■ **YOUR OBJECTIVE**: In the records, find every line with the word "icon" and copy it out.

■ **DATA FOR THIS EXERCISE**:
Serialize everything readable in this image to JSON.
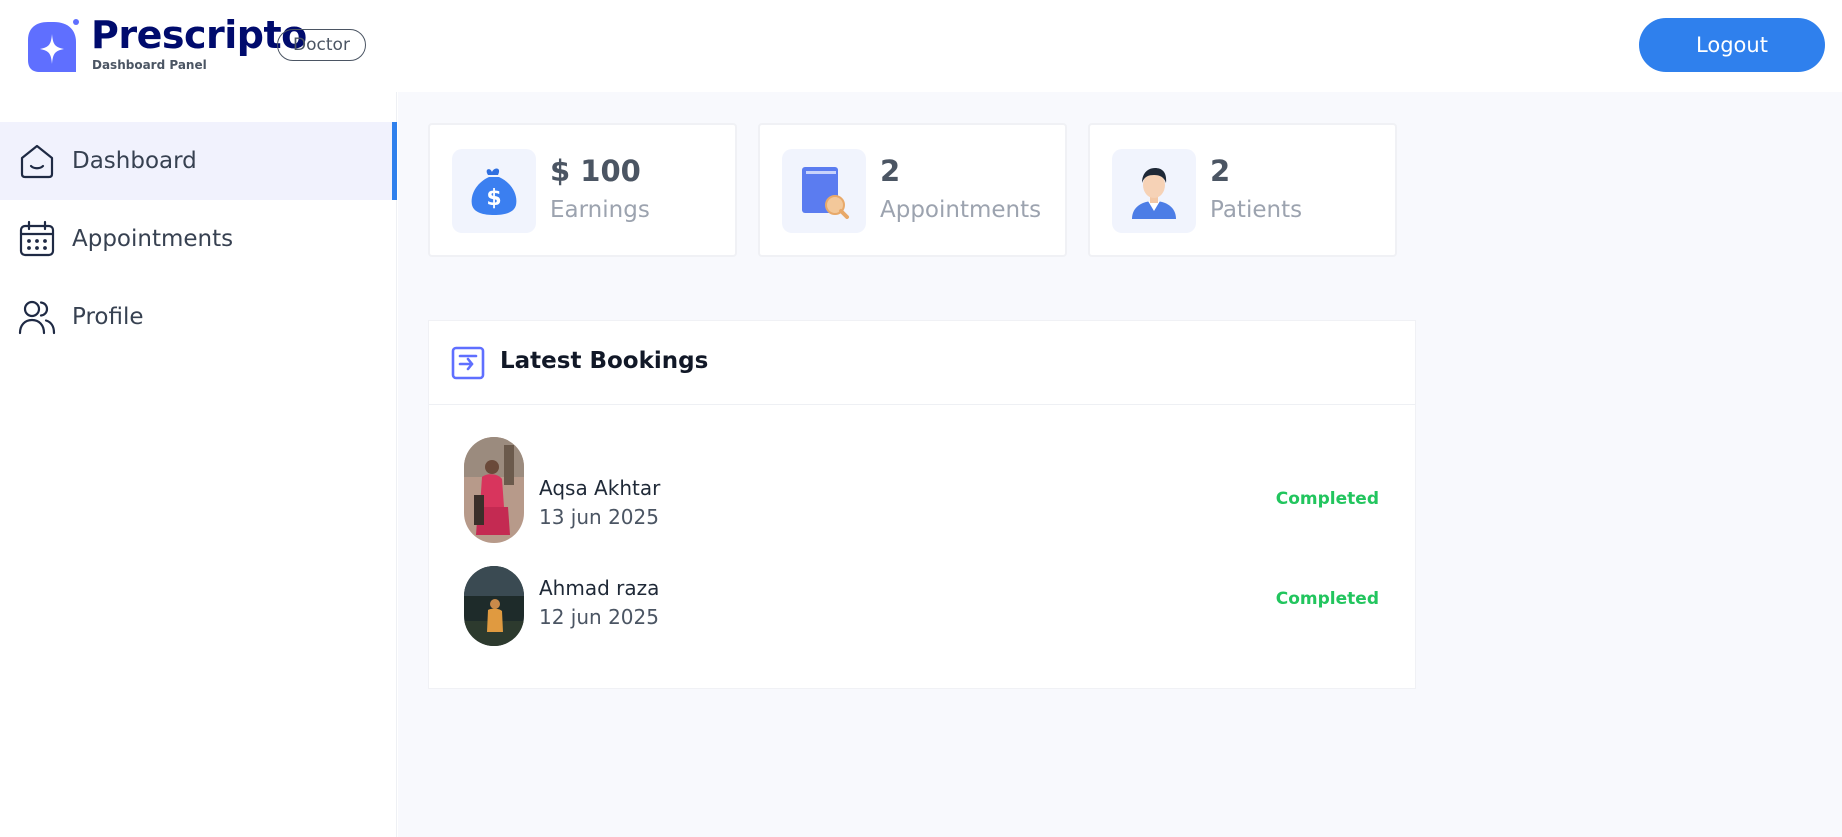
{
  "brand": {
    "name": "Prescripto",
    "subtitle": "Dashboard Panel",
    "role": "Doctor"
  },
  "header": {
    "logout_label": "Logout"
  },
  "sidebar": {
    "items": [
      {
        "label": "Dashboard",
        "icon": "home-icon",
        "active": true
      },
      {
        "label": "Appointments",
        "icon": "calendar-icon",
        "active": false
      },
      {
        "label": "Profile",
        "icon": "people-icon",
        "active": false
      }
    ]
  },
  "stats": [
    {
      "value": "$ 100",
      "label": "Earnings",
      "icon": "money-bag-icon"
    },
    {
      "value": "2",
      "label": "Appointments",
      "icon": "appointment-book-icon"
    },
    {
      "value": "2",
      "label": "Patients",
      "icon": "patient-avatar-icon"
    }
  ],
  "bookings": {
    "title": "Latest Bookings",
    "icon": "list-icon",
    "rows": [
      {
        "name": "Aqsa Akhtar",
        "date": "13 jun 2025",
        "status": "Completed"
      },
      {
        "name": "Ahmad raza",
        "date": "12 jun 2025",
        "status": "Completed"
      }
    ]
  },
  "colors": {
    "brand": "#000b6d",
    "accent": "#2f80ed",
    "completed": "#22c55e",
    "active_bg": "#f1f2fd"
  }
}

■ **EXERCISE RESULT**:
        "icon": "home-icon",
        "icon": "calendar-icon",
        "icon": "people-icon",
      "icon": "money-bag-icon"
      "icon": "appointment-book-icon"
      "icon": "patient-avatar-icon"
    "icon": "list-icon",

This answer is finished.